GIVEN PROBLEM: Restate the whole listing word for word. Pictures are left out.

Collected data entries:
******

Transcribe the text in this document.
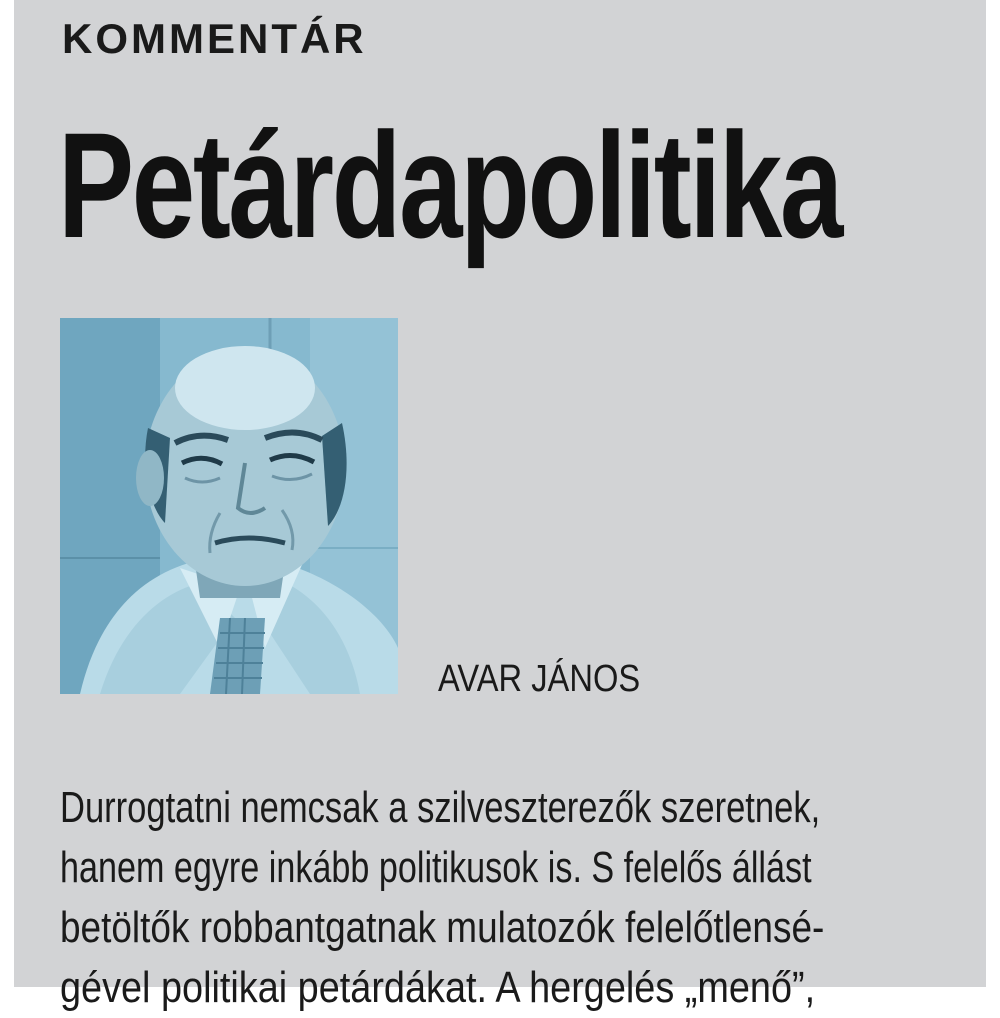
KOMMENTÁR
Petárdapolitika
AVAR JÁNOS
Durrogtatni nemcsak a szilveszterezők szeretnek,
hanem egyre inkább politikusok is. S felelős állást
betöltők robbantgatnak mulatozók felelőtlensé-
gével politikai petárdákat. A hergelés „menő”,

******

SOLUTION TO THE EXERCISE:
Transcribe the text in this document.
KOMMENTÁR
Petárdapolitika
AVAR JÁNOS
Durrogtatni nemcsak a szilveszterezők szeretnek,
hanem egyre inkább politikusok is. S felelős állást
betöltők robbantgatnak mulatozók felelőtlensé-
gével politikai petárdákat. A hergelés „menő”,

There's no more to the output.